Stored items

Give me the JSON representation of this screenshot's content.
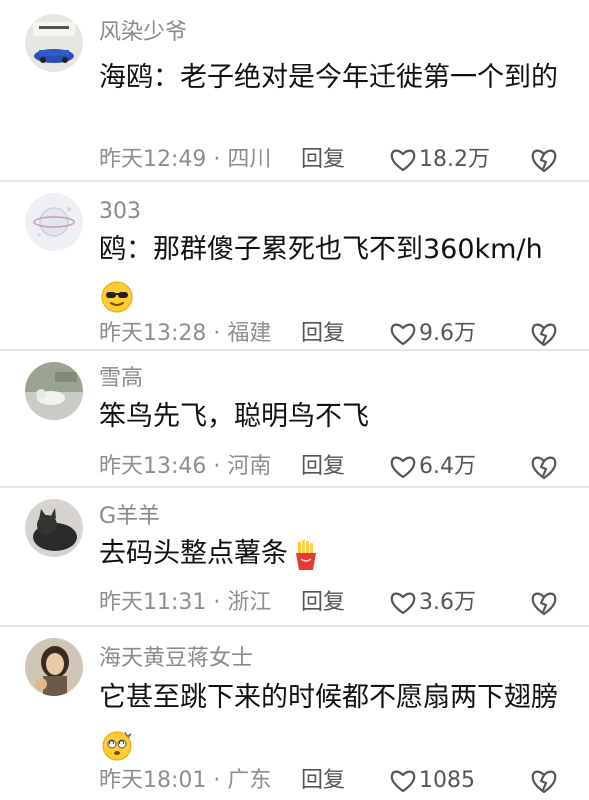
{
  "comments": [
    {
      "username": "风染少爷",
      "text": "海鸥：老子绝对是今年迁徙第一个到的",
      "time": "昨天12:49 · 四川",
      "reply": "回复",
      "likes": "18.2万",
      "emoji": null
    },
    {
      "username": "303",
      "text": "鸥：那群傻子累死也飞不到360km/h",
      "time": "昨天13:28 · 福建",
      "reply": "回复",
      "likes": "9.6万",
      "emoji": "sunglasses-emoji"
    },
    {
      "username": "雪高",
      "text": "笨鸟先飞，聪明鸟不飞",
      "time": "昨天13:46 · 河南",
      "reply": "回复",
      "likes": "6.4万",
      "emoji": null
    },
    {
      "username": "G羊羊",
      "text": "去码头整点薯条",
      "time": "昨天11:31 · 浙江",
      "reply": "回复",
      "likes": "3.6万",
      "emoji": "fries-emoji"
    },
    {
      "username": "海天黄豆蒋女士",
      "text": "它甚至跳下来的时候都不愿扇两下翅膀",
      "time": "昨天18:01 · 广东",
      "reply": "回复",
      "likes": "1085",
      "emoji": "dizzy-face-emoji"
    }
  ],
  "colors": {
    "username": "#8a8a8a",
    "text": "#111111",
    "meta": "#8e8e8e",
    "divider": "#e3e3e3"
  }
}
* * *
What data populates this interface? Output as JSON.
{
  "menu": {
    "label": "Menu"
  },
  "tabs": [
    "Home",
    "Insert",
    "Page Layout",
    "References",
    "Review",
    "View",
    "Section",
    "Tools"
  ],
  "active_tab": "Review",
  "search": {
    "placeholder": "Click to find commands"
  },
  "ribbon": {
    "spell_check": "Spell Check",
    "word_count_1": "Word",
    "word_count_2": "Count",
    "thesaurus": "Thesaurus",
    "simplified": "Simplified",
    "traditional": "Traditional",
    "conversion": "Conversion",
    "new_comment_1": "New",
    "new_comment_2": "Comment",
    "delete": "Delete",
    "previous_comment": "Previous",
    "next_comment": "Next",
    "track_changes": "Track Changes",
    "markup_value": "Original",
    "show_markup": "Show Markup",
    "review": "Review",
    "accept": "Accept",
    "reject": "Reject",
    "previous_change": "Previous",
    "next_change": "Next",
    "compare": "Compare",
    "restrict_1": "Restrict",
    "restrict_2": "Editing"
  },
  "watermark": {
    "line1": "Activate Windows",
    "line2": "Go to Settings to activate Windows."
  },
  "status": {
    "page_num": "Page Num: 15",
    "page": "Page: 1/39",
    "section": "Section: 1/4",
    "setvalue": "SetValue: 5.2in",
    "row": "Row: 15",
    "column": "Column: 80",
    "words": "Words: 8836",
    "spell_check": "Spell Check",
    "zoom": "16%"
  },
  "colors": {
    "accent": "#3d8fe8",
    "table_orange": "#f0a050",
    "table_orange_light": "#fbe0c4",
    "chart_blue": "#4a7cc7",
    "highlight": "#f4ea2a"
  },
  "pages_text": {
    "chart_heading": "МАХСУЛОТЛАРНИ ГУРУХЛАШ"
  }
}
--
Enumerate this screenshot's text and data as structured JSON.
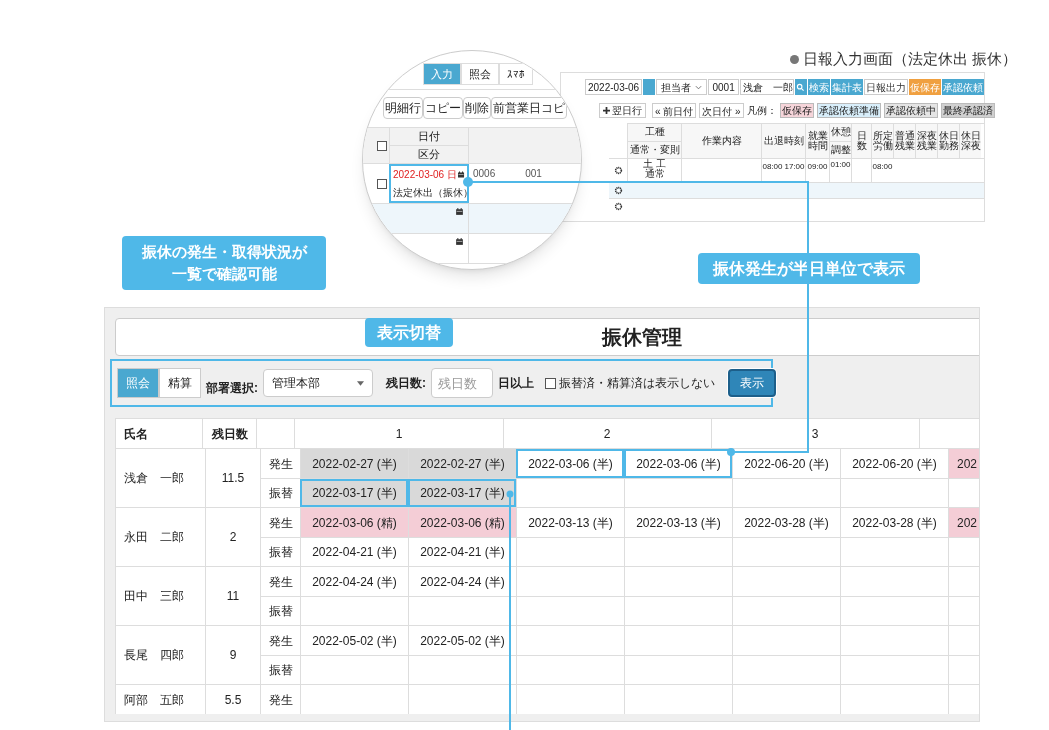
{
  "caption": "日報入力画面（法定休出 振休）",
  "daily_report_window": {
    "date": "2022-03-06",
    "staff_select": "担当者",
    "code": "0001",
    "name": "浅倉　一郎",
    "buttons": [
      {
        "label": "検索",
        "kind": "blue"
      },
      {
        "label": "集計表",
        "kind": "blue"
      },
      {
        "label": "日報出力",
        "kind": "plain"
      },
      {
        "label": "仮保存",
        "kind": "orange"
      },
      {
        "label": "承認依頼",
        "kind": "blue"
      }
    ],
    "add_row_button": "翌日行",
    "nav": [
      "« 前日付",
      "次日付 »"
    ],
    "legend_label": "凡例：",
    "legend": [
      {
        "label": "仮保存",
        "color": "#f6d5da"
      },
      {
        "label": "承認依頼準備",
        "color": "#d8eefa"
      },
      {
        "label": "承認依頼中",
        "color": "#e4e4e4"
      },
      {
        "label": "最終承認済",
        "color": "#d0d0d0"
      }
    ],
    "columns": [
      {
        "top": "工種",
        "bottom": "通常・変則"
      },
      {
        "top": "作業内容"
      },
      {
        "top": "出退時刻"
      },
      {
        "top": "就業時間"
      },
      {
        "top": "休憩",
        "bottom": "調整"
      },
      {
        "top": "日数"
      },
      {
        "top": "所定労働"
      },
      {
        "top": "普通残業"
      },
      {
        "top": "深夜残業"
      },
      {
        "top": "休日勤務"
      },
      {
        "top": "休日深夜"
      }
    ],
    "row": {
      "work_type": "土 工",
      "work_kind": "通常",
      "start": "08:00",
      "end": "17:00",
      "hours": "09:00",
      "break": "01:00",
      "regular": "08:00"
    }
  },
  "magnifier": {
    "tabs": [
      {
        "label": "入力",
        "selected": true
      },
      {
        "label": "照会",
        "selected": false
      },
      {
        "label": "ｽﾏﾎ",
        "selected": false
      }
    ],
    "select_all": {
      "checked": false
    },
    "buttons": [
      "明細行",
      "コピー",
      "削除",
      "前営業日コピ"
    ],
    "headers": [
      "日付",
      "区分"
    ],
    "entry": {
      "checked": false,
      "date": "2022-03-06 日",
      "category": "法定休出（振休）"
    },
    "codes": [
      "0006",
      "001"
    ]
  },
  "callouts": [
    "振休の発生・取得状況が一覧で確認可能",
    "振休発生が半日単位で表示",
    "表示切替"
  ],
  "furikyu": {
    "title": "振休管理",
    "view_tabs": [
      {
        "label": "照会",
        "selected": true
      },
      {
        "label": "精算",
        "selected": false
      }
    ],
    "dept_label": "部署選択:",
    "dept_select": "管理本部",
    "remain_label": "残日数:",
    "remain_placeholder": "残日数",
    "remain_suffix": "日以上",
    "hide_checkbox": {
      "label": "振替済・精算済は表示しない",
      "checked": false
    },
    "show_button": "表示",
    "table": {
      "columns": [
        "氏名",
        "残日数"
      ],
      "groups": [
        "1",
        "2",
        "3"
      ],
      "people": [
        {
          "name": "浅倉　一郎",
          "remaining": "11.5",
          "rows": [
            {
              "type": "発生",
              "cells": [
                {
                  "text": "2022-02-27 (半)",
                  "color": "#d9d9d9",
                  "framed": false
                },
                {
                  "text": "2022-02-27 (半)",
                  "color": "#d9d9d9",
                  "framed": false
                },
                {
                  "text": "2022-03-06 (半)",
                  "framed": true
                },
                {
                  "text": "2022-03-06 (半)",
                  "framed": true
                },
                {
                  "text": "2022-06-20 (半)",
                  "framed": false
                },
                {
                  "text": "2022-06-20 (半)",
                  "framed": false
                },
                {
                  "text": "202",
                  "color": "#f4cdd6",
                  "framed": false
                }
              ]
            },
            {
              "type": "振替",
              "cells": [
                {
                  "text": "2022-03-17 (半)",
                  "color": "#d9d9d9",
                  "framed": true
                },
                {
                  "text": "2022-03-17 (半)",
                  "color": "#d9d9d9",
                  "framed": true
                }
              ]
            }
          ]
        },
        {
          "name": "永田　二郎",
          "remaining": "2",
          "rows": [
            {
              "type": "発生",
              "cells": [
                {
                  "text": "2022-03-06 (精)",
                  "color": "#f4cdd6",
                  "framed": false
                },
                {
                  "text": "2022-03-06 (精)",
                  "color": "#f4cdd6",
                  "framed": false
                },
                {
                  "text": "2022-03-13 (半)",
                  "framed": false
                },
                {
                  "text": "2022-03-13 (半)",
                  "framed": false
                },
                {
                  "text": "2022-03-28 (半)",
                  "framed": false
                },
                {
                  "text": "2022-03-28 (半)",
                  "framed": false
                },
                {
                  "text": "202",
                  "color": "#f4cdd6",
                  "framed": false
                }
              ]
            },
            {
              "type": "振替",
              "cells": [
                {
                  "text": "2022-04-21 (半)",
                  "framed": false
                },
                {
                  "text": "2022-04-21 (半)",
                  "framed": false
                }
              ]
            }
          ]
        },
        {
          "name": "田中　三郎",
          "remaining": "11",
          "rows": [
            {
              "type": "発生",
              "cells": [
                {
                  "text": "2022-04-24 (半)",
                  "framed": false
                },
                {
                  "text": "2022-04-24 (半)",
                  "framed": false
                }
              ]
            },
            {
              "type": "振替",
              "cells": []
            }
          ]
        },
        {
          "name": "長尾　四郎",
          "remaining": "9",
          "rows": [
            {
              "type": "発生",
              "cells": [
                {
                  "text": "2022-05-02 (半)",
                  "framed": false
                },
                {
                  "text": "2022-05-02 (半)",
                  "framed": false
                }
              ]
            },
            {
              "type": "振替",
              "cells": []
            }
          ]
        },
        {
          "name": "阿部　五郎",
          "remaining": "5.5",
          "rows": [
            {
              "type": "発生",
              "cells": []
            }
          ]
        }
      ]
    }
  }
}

Short task — Copy out every line where the word "Windows" occurs.

Correct output —
    "line1": "Activate Windows",
    "line2": "Go to Settings to activate Windows."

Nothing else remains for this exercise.